(Data about app and page elements)
________________
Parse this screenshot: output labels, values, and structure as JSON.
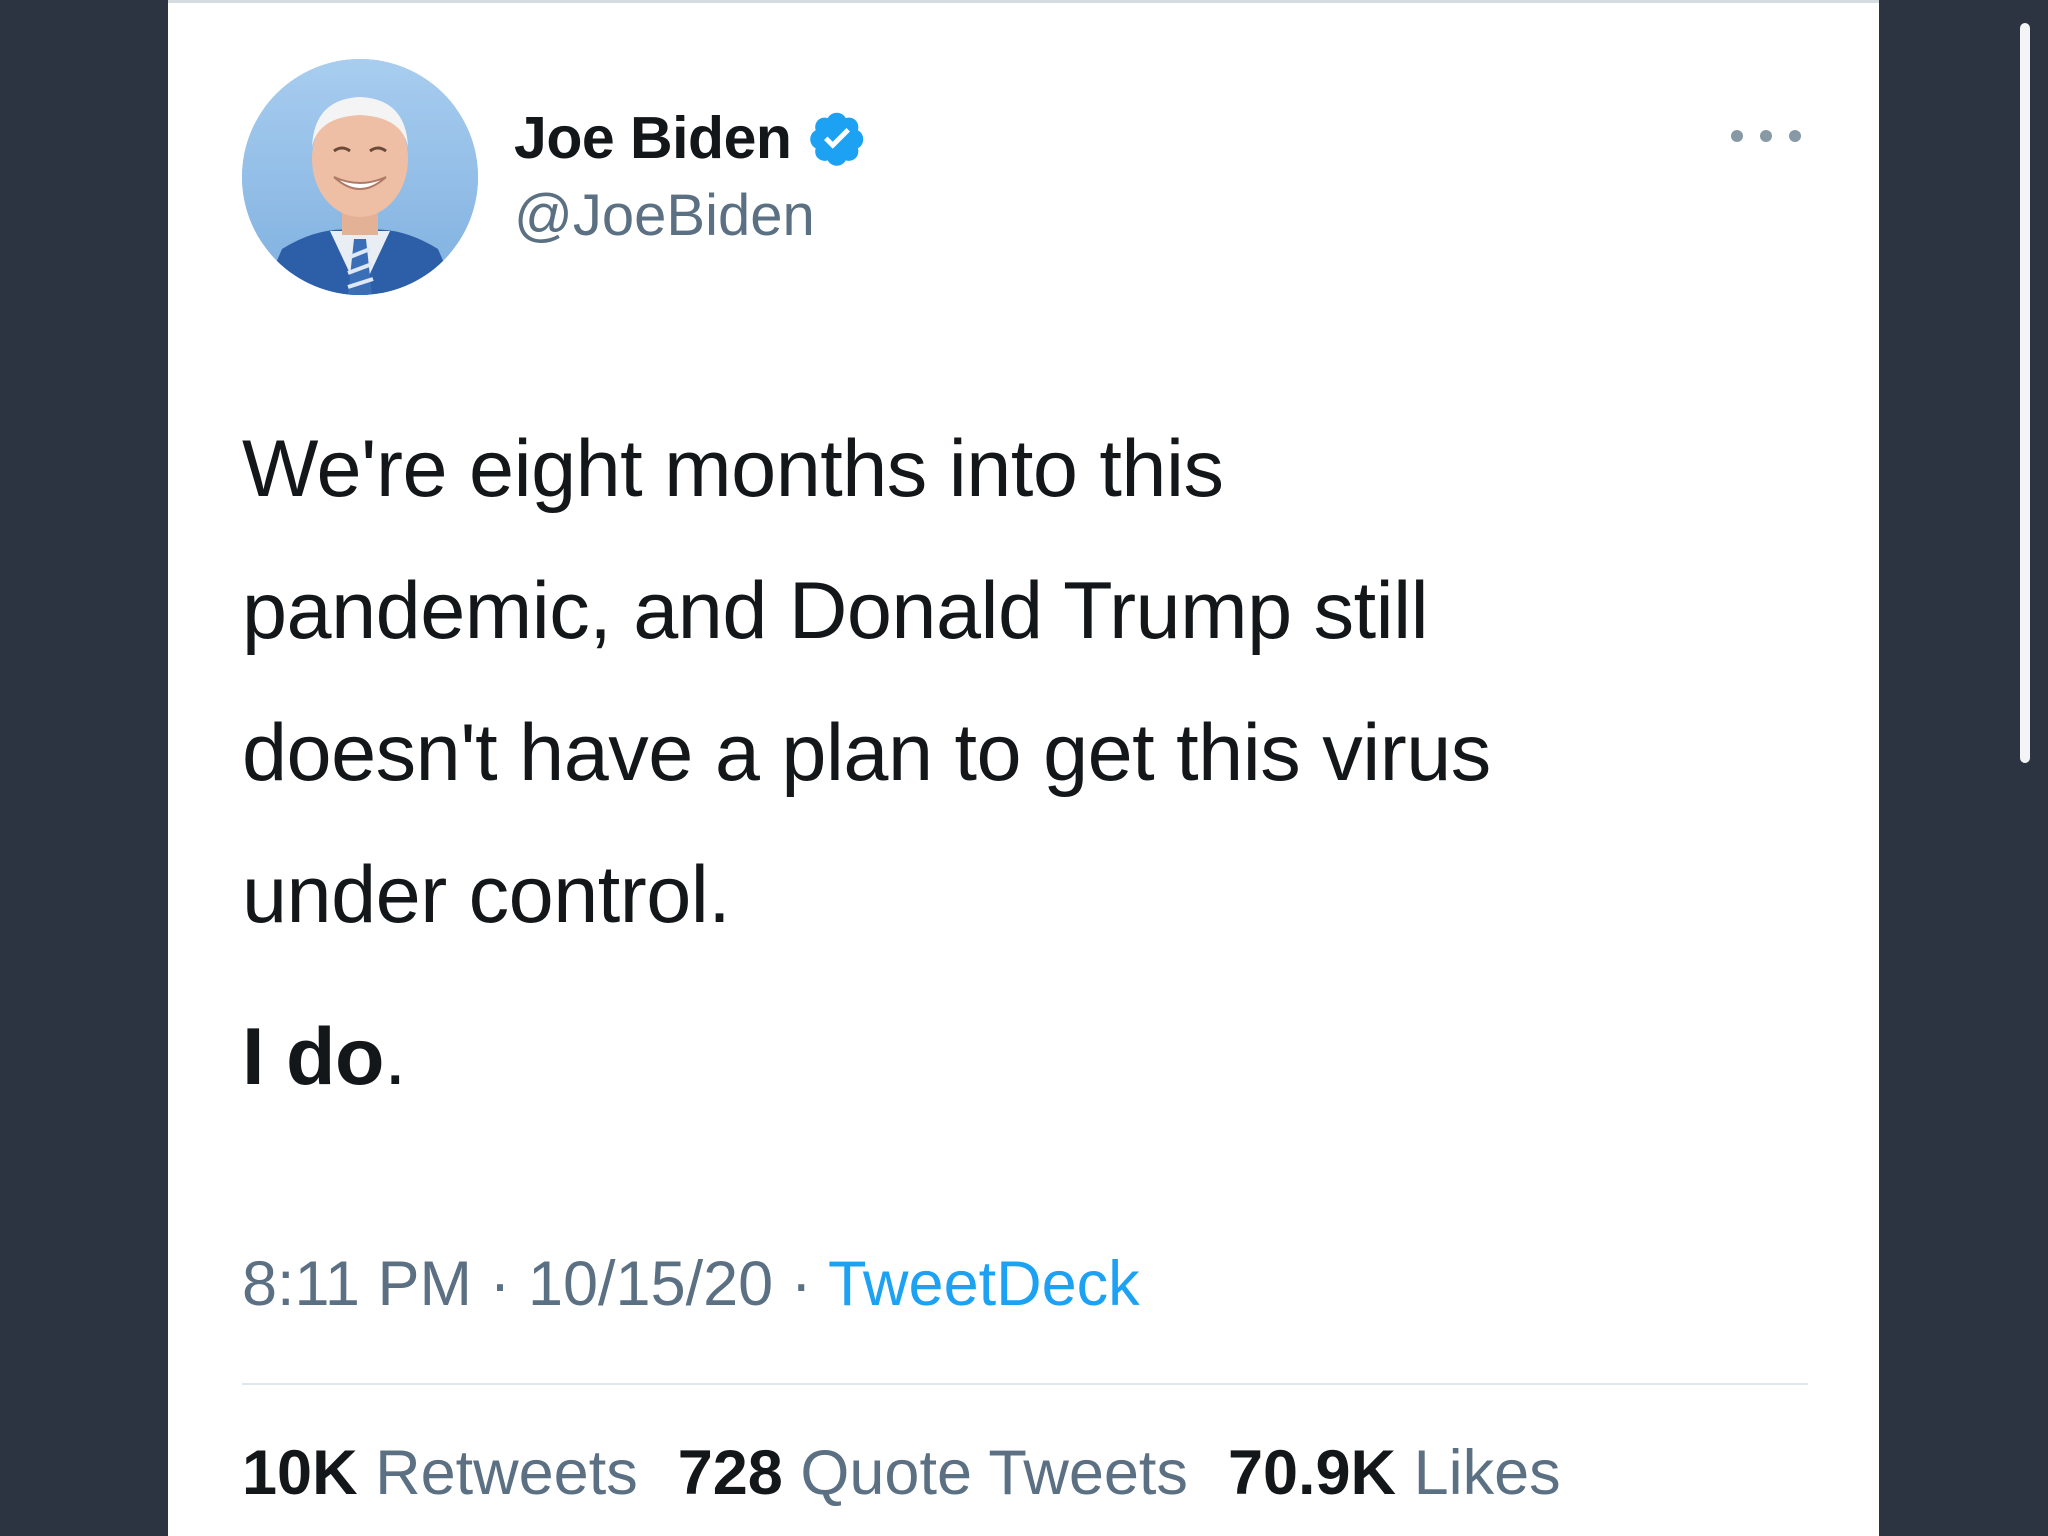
{
  "tweet": {
    "author": {
      "display_name": "Joe Biden",
      "handle": "@JoeBiden",
      "verified": true
    },
    "text_lines": [
      "We're eight months into this",
      "pandemic, and Donald Trump still",
      "doesn't have a plan to get this virus",
      "under control."
    ],
    "emphasis": {
      "bold": "I do",
      "trail": "."
    },
    "meta": {
      "time": "8:11 PM",
      "sep1": " · ",
      "date": "10/15/20",
      "sep2": " · ",
      "source": "TweetDeck"
    },
    "stats": {
      "retweets_count": "10K",
      "retweets_label": "Retweets",
      "quotes_count": "728",
      "quotes_label": "Quote Tweets",
      "likes_count": "70.9K",
      "likes_label": "Likes"
    }
  },
  "icons": {
    "verified": "verified-badge-icon",
    "more": "more-options-icon"
  },
  "colors": {
    "background": "#2b3440",
    "card": "#ffffff",
    "text": "#14171a",
    "secondary": "#5b7083",
    "accent": "#1da1f2"
  }
}
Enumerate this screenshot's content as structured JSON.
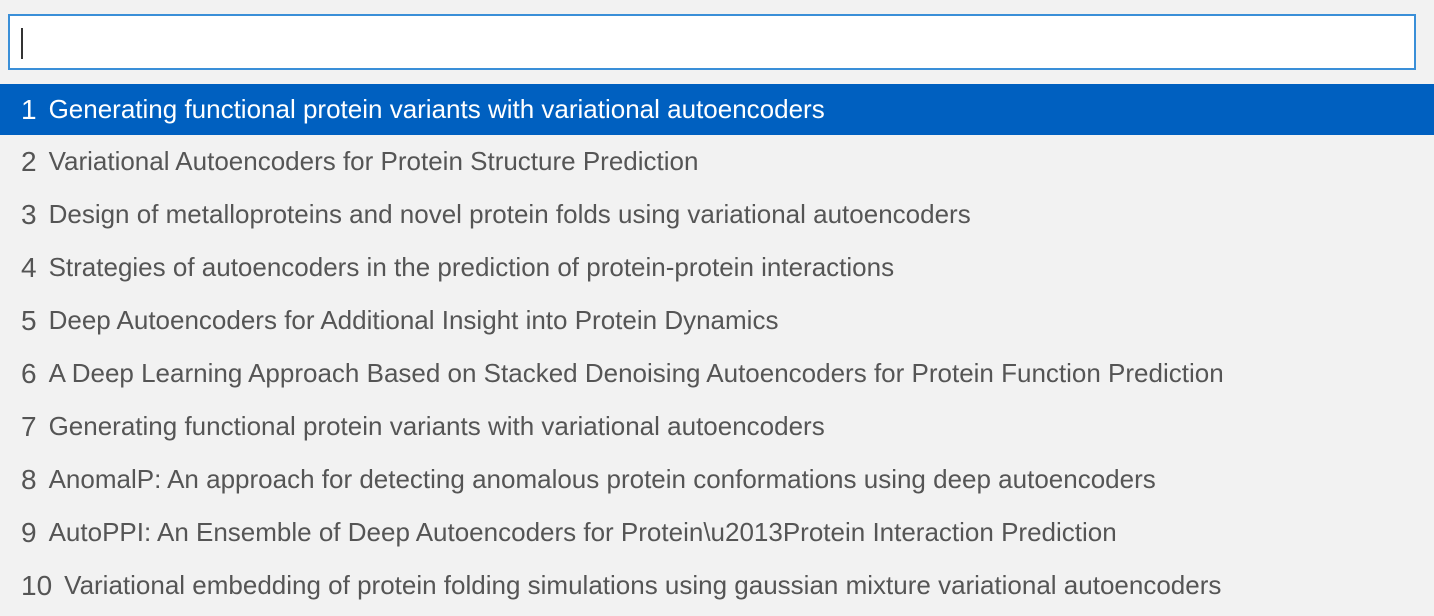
{
  "search": {
    "value": "",
    "placeholder": ""
  },
  "colors": {
    "background": "#f2f2f2",
    "selected_background": "#0060c0",
    "input_border": "#3a8fd8",
    "text": "#555555"
  },
  "results": [
    {
      "num": "1",
      "title": "Generating functional protein variants with variational autoencoders",
      "selected": true
    },
    {
      "num": "2",
      "title": "Variational Autoencoders for Protein Structure Prediction",
      "selected": false
    },
    {
      "num": "3",
      "title": "Design of metalloproteins and novel protein folds using variational autoencoders",
      "selected": false
    },
    {
      "num": "4",
      "title": "Strategies of autoencoders in the prediction of protein-protein interactions",
      "selected": false
    },
    {
      "num": "5",
      "title": "Deep Autoencoders for Additional Insight into Protein Dynamics",
      "selected": false
    },
    {
      "num": "6",
      "title": "A Deep Learning Approach Based on Stacked Denoising Autoencoders for Protein Function Prediction",
      "selected": false
    },
    {
      "num": "7",
      "title": "Generating functional protein variants with variational autoencoders",
      "selected": false
    },
    {
      "num": "8",
      "title": "AnomalP: An approach for detecting anomalous protein conformations using deep autoencoders",
      "selected": false
    },
    {
      "num": "9",
      "title": "AutoPPI: An Ensemble of Deep Autoencoders for Protein\\u2013Protein Interaction Prediction",
      "selected": false
    },
    {
      "num": "10",
      "title": "Variational embedding of protein folding simulations using gaussian mixture variational autoencoders",
      "selected": false
    }
  ]
}
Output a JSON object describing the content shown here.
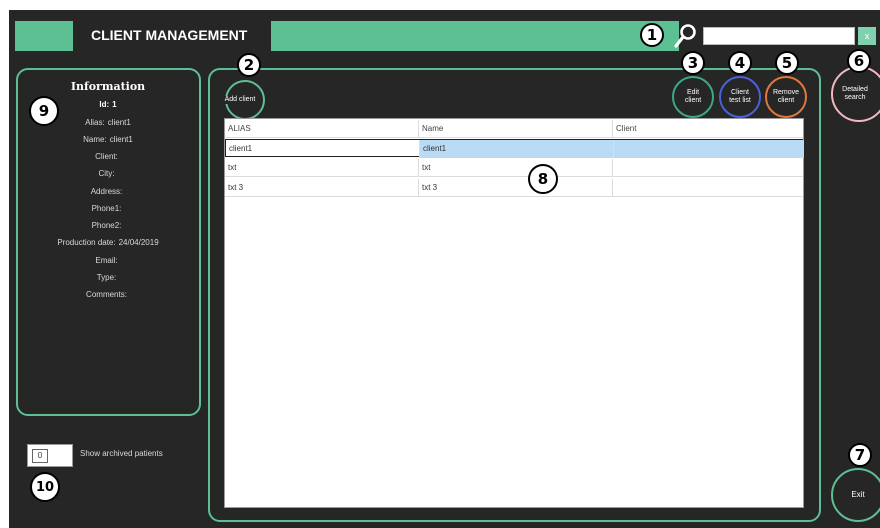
{
  "header": {
    "title": "CLIENT MANAGEMENT",
    "search_placeholder": "",
    "clear_label": "x"
  },
  "info": {
    "title": "Information",
    "rows": [
      {
        "label": "Id:",
        "value": "1"
      },
      {
        "label": "Alias:",
        "value": "client1"
      },
      {
        "label": "Name:",
        "value": "client1"
      },
      {
        "label": "Client:",
        "value": ""
      },
      {
        "label": "City:",
        "value": ""
      },
      {
        "label": "Address:",
        "value": ""
      },
      {
        "label": "Phone1:",
        "value": ""
      },
      {
        "label": "Phone2:",
        "value": ""
      },
      {
        "label": "Production date:",
        "value": "24/04/2019"
      },
      {
        "label": "Email:",
        "value": ""
      },
      {
        "label": "Type:",
        "value": ""
      },
      {
        "label": "Comments:",
        "value": ""
      }
    ]
  },
  "toolbar": {
    "add_client": "Add client",
    "edit_client": "Edit client",
    "client_test_list": "Client test list",
    "remove_client": "Remove client",
    "detailed_search": "Detailed search",
    "exit": "Exit"
  },
  "table": {
    "columns": [
      "ALIAS",
      "Name",
      "Client"
    ],
    "rows": [
      [
        "client1",
        "client1",
        ""
      ],
      [
        "txt",
        "txt",
        ""
      ],
      [
        "txt 3",
        "txt 3",
        ""
      ]
    ]
  },
  "archived": {
    "toggle_value": "0",
    "label": "Show archived patients"
  },
  "callouts": [
    "1",
    "2",
    "3",
    "4",
    "5",
    "6",
    "7",
    "8",
    "9",
    "10"
  ],
  "colors": {
    "accent": "#5dc095",
    "background": "#262626",
    "edit": "#3aa88a",
    "test_list": "#4a62d8",
    "remove": "#e2773a",
    "detailed": "#f2b8c2",
    "selected_row": "#b9dbf3"
  }
}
________________
• _What you need to do_
For the records above, output each one exactly and skip any image.

• _Solved exercise_
Parse this screenshot: output labels, values, and structure as JSON.
{
  "tweet": {
    "author": {
      "display_name": "Joe Biden",
      "handle": "@JoeBiden",
      "verified": true
    },
    "text_lines": [
      "We're eight months into this",
      "pandemic, and Donald Trump still",
      "doesn't have a plan to get this virus",
      "under control."
    ],
    "emphasis": {
      "bold": "I do",
      "trail": "."
    },
    "meta": {
      "time": "8:11 PM",
      "sep1": " · ",
      "date": "10/15/20",
      "sep2": " · ",
      "source": "TweetDeck"
    },
    "stats": {
      "retweets_count": "10K",
      "retweets_label": "Retweets",
      "quotes_count": "728",
      "quotes_label": "Quote Tweets",
      "likes_count": "70.9K",
      "likes_label": "Likes"
    }
  },
  "icons": {
    "verified": "verified-badge-icon",
    "more": "more-options-icon"
  },
  "colors": {
    "background": "#2b3440",
    "card": "#ffffff",
    "text": "#14171a",
    "secondary": "#5b7083",
    "accent": "#1da1f2"
  }
}
Enumerate this screenshot's content as structured JSON.
{
  "search": {
    "value": "",
    "placeholder": ""
  },
  "colors": {
    "background": "#f2f2f2",
    "selected_background": "#0060c0",
    "input_border": "#3a8fd8",
    "text": "#555555"
  },
  "results": [
    {
      "num": "1",
      "title": "Generating functional protein variants with variational autoencoders",
      "selected": true
    },
    {
      "num": "2",
      "title": "Variational Autoencoders for Protein Structure Prediction",
      "selected": false
    },
    {
      "num": "3",
      "title": "Design of metalloproteins and novel protein folds using variational autoencoders",
      "selected": false
    },
    {
      "num": "4",
      "title": "Strategies of autoencoders in the prediction of protein-protein interactions",
      "selected": false
    },
    {
      "num": "5",
      "title": "Deep Autoencoders for Additional Insight into Protein Dynamics",
      "selected": false
    },
    {
      "num": "6",
      "title": "A Deep Learning Approach Based on Stacked Denoising Autoencoders for Protein Function Prediction",
      "selected": false
    },
    {
      "num": "7",
      "title": "Generating functional protein variants with variational autoencoders",
      "selected": false
    },
    {
      "num": "8",
      "title": "AnomalP: An approach for detecting anomalous protein conformations using deep autoencoders",
      "selected": false
    },
    {
      "num": "9",
      "title": "AutoPPI: An Ensemble of Deep Autoencoders for Protein\\u2013Protein Interaction Prediction",
      "selected": false
    },
    {
      "num": "10",
      "title": "Variational embedding of protein folding simulations using gaussian mixture variational autoencoders",
      "selected": false
    }
  ]
}
Output a JSON object describing the content shown here.
{
  "header": {
    "title": "CLIENT MANAGEMENT",
    "search_placeholder": "",
    "clear_label": "x"
  },
  "info": {
    "title": "Information",
    "rows": [
      {
        "label": "Id:",
        "value": "1"
      },
      {
        "label": "Alias:",
        "value": "client1"
      },
      {
        "label": "Name:",
        "value": "client1"
      },
      {
        "label": "Client:",
        "value": ""
      },
      {
        "label": "City:",
        "value": ""
      },
      {
        "label": "Address:",
        "value": ""
      },
      {
        "label": "Phone1:",
        "value": ""
      },
      {
        "label": "Phone2:",
        "value": ""
      },
      {
        "label": "Production date:",
        "value": "24/04/2019"
      },
      {
        "label": "Email:",
        "value": ""
      },
      {
        "label": "Type:",
        "value": ""
      },
      {
        "label": "Comments:",
        "value": ""
      }
    ]
  },
  "toolbar": {
    "add_client": "Add client",
    "edit_client": "Edit client",
    "client_test_list": "Client test list",
    "remove_client": "Remove client",
    "detailed_search": "Detailed search",
    "exit": "Exit"
  },
  "table": {
    "columns": [
      "ALIAS",
      "Name",
      "Client"
    ],
    "rows": [
      [
        "client1",
        "client1",
        ""
      ],
      [
        "txt",
        "txt",
        ""
      ],
      [
        "txt 3",
        "txt 3",
        ""
      ]
    ]
  },
  "archived": {
    "toggle_value": "0",
    "label": "Show archived patients"
  },
  "callouts": [
    "1",
    "2",
    "3",
    "4",
    "5",
    "6",
    "7",
    "8",
    "9",
    "10"
  ],
  "colors": {
    "accent": "#5dc095",
    "background": "#262626",
    "edit": "#3aa88a",
    "test_list": "#4a62d8",
    "remove": "#e2773a",
    "detailed": "#f2b8c2",
    "selected_row": "#b9dbf3"
  }
}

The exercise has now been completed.